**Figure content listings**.
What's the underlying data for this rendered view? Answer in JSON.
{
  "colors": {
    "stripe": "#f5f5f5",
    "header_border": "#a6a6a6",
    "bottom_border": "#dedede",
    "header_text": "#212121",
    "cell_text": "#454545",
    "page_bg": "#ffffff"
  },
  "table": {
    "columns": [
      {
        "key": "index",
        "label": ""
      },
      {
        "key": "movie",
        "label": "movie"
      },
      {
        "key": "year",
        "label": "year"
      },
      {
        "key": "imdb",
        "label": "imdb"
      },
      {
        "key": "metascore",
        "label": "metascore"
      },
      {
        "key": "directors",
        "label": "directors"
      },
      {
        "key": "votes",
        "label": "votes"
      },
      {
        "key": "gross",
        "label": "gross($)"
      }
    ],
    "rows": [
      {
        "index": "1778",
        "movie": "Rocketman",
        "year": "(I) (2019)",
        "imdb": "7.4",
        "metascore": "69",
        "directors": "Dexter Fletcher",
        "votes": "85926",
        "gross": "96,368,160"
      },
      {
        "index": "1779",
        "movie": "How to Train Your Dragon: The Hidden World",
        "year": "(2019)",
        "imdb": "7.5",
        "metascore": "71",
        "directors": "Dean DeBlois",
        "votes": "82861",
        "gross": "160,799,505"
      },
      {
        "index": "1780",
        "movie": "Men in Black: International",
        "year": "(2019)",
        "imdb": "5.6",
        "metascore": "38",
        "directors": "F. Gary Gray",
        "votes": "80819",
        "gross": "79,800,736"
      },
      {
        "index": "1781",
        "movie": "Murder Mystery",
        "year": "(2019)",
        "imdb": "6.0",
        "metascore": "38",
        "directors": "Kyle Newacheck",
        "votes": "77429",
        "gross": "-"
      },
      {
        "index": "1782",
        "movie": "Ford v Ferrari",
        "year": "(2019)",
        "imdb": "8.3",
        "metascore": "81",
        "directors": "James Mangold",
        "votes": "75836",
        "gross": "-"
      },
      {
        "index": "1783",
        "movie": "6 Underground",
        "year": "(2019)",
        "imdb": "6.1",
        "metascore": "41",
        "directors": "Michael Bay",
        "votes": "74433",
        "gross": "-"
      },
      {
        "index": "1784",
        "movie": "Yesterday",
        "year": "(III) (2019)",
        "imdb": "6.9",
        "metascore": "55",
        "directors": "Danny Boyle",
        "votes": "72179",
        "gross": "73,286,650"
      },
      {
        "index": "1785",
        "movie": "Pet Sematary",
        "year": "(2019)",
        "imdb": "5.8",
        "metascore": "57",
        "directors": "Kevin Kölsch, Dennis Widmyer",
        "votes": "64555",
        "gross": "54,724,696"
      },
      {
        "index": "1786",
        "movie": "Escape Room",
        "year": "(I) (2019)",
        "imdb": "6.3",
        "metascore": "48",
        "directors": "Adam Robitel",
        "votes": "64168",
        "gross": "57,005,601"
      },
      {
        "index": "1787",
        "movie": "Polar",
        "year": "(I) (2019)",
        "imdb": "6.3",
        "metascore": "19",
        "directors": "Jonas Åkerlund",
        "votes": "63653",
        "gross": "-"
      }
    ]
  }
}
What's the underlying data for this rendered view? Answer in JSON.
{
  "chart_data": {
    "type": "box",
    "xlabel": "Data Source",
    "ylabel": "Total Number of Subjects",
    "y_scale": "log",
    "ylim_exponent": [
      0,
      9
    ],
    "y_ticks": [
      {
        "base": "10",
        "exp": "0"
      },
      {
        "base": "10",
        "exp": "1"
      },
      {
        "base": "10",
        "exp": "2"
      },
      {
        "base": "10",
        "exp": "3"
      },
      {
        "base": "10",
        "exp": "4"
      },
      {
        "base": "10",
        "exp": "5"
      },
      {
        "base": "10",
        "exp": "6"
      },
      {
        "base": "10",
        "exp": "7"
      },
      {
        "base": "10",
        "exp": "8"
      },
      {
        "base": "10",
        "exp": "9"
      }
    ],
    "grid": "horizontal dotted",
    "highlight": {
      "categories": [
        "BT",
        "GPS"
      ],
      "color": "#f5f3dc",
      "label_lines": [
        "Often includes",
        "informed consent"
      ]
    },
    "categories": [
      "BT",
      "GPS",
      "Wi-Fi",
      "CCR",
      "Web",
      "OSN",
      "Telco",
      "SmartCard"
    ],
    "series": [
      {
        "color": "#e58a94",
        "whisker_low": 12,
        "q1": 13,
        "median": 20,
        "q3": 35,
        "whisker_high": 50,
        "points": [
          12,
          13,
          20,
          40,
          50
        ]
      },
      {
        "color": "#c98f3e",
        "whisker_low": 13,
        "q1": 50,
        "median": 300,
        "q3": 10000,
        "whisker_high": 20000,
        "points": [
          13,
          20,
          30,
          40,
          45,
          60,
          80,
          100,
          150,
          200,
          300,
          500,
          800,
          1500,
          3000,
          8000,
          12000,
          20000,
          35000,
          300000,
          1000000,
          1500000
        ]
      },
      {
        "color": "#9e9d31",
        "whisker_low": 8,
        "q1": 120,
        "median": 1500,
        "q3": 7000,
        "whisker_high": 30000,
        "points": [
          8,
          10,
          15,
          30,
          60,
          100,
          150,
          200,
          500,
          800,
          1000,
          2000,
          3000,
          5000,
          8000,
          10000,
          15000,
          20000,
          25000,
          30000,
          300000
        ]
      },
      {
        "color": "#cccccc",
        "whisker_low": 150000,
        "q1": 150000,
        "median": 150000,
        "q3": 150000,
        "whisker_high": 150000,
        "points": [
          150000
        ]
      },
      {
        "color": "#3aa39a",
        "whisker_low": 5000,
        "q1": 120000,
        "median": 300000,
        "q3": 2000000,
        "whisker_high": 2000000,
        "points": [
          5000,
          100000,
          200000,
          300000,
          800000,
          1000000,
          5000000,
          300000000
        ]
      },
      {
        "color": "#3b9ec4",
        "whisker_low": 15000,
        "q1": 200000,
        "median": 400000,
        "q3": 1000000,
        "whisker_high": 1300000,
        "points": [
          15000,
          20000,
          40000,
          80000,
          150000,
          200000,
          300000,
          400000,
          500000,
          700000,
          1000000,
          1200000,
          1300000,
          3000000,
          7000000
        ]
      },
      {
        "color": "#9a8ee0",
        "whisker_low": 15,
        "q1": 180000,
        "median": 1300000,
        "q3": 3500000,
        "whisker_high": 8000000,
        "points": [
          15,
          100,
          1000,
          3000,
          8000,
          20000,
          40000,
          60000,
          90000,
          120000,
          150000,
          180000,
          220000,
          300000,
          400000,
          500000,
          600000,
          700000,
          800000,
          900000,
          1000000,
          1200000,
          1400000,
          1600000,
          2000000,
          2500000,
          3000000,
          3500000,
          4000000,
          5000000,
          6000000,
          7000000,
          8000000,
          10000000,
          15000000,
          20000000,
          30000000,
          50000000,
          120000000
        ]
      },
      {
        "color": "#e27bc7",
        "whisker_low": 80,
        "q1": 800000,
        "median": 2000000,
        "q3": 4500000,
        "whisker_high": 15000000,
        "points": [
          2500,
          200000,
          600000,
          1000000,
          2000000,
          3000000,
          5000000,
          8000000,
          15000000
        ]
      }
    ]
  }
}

**WORK REQUIRED**. Using the data above, return each line exactly as written.

**EXERCISE RESULT**.
What's the underlying data for this rendered view? Answer in JSON.
{
  "colors": {
    "stripe": "#f5f5f5",
    "header_border": "#a6a6a6",
    "bottom_border": "#dedede",
    "header_text": "#212121",
    "cell_text": "#454545",
    "page_bg": "#ffffff"
  },
  "table": {
    "columns": [
      {
        "key": "index",
        "label": ""
      },
      {
        "key": "movie",
        "label": "movie"
      },
      {
        "key": "year",
        "label": "year"
      },
      {
        "key": "imdb",
        "label": "imdb"
      },
      {
        "key": "metascore",
        "label": "metascore"
      },
      {
        "key": "directors",
        "label": "directors"
      },
      {
        "key": "votes",
        "label": "votes"
      },
      {
        "key": "gross",
        "label": "gross($)"
      }
    ],
    "rows": [
      {
        "index": "1778",
        "movie": "Rocketman",
        "year": "(I) (2019)",
        "imdb": "7.4",
        "metascore": "69",
        "directors": "Dexter Fletcher",
        "votes": "85926",
        "gross": "96,368,160"
      },
      {
        "index": "1779",
        "movie": "How to Train Your Dragon: The Hidden World",
        "year": "(2019)",
        "imdb": "7.5",
        "metascore": "71",
        "directors": "Dean DeBlois",
        "votes": "82861",
        "gross": "160,799,505"
      },
      {
        "index": "1780",
        "movie": "Men in Black: International",
        "year": "(2019)",
        "imdb": "5.6",
        "metascore": "38",
        "directors": "F. Gary Gray",
        "votes": "80819",
        "gross": "79,800,736"
      },
      {
        "index": "1781",
        "movie": "Murder Mystery",
        "year": "(2019)",
        "imdb": "6.0",
        "metascore": "38",
        "directors": "Kyle Newacheck",
        "votes": "77429",
        "gross": "-"
      },
      {
        "index": "1782",
        "movie": "Ford v Ferrari",
        "year": "(2019)",
        "imdb": "8.3",
        "metascore": "81",
        "directors": "James Mangold",
        "votes": "75836",
        "gross": "-"
      },
      {
        "index": "1783",
        "movie": "6 Underground",
        "year": "(2019)",
        "imdb": "6.1",
        "metascore": "41",
        "directors": "Michael Bay",
        "votes": "74433",
        "gross": "-"
      },
      {
        "index": "1784",
        "movie": "Yesterday",
        "year": "(III) (2019)",
        "imdb": "6.9",
        "metascore": "55",
        "directors": "Danny Boyle",
        "votes": "72179",
        "gross": "73,286,650"
      },
      {
        "index": "1785",
        "movie": "Pet Sematary",
        "year": "(2019)",
        "imdb": "5.8",
        "metascore": "57",
        "directors": "Kevin Kölsch, Dennis Widmyer",
        "votes": "64555",
        "gross": "54,724,696"
      },
      {
        "index": "1786",
        "movie": "Escape Room",
        "year": "(I) (2019)",
        "imdb": "6.3",
        "metascore": "48",
        "directors": "Adam Robitel",
        "votes": "64168",
        "gross": "57,005,601"
      },
      {
        "index": "1787",
        "movie": "Polar",
        "year": "(I) (2019)",
        "imdb": "6.3",
        "metascore": "19",
        "directors": "Jonas Åkerlund",
        "votes": "63653",
        "gross": "-"
      }
    ]
  }
}
What's the underlying data for this rendered view? Answer in JSON.
{
  "chart_data": {
    "type": "box",
    "xlabel": "Data Source",
    "ylabel": "Total Number of Subjects",
    "y_scale": "log",
    "ylim_exponent": [
      0,
      9
    ],
    "y_ticks": [
      {
        "base": "10",
        "exp": "0"
      },
      {
        "base": "10",
        "exp": "1"
      },
      {
        "base": "10",
        "exp": "2"
      },
      {
        "base": "10",
        "exp": "3"
      },
      {
        "base": "10",
        "exp": "4"
      },
      {
        "base": "10",
        "exp": "5"
      },
      {
        "base": "10",
        "exp": "6"
      },
      {
        "base": "10",
        "exp": "7"
      },
      {
        "base": "10",
        "exp": "8"
      },
      {
        "base": "10",
        "exp": "9"
      }
    ],
    "grid": "horizontal dotted",
    "highlight": {
      "categories": [
        "BT",
        "GPS"
      ],
      "color": "#f5f3dc",
      "label_lines": [
        "Often includes",
        "informed consent"
      ]
    },
    "categories": [
      "BT",
      "GPS",
      "Wi-Fi",
      "CCR",
      "Web",
      "OSN",
      "Telco",
      "SmartCard"
    ],
    "series": [
      {
        "color": "#e58a94",
        "whisker_low": 12,
        "q1": 13,
        "median": 20,
        "q3": 35,
        "whisker_high": 50,
        "points": [
          12,
          13,
          20,
          40,
          50
        ]
      },
      {
        "color": "#c98f3e",
        "whisker_low": 13,
        "q1": 50,
        "median": 300,
        "q3": 10000,
        "whisker_high": 20000,
        "points": [
          13,
          20,
          30,
          40,
          45,
          60,
          80,
          100,
          150,
          200,
          300,
          500,
          800,
          1500,
          3000,
          8000,
          12000,
          20000,
          35000,
          300000,
          1000000,
          1500000
        ]
      },
      {
        "color": "#9e9d31",
        "whisker_low": 8,
        "q1": 120,
        "median": 1500,
        "q3": 7000,
        "whisker_high": 30000,
        "points": [
          8,
          10,
          15,
          30,
          60,
          100,
          150,
          200,
          500,
          800,
          1000,
          2000,
          3000,
          5000,
          8000,
          10000,
          15000,
          20000,
          25000,
          30000,
          300000
        ]
      },
      {
        "color": "#cccccc",
        "whisker_low": 150000,
        "q1": 150000,
        "median": 150000,
        "q3": 150000,
        "whisker_high": 150000,
        "points": [
          150000
        ]
      },
      {
        "color": "#3aa39a",
        "whisker_low": 5000,
        "q1": 120000,
        "median": 300000,
        "q3": 2000000,
        "whisker_high": 2000000,
        "points": [
          5000,
          100000,
          200000,
          300000,
          800000,
          1000000,
          5000000,
          300000000
        ]
      },
      {
        "color": "#3b9ec4",
        "whisker_low": 15000,
        "q1": 200000,
        "median": 400000,
        "q3": 1000000,
        "whisker_high": 1300000,
        "points": [
          15000,
          20000,
          40000,
          80000,
          150000,
          200000,
          300000,
          400000,
          500000,
          700000,
          1000000,
          1200000,
          1300000,
          3000000,
          7000000
        ]
      },
      {
        "color": "#9a8ee0",
        "whisker_low": 15,
        "q1": 180000,
        "median": 1300000,
        "q3": 3500000,
        "whisker_high": 8000000,
        "points": [
          15,
          100,
          1000,
          3000,
          8000,
          20000,
          40000,
          60000,
          90000,
          120000,
          150000,
          180000,
          220000,
          300000,
          400000,
          500000,
          600000,
          700000,
          800000,
          900000,
          1000000,
          1200000,
          1400000,
          1600000,
          2000000,
          2500000,
          3000000,
          3500000,
          4000000,
          5000000,
          6000000,
          7000000,
          8000000,
          10000000,
          15000000,
          20000000,
          30000000,
          50000000,
          120000000
        ]
      },
      {
        "color": "#e27bc7",
        "whisker_low": 80,
        "q1": 800000,
        "median": 2000000,
        "q3": 4500000,
        "whisker_high": 15000000,
        "points": [
          2500,
          200000,
          600000,
          1000000,
          2000000,
          3000000,
          5000000,
          8000000,
          15000000
        ]
      }
    ]
  }
}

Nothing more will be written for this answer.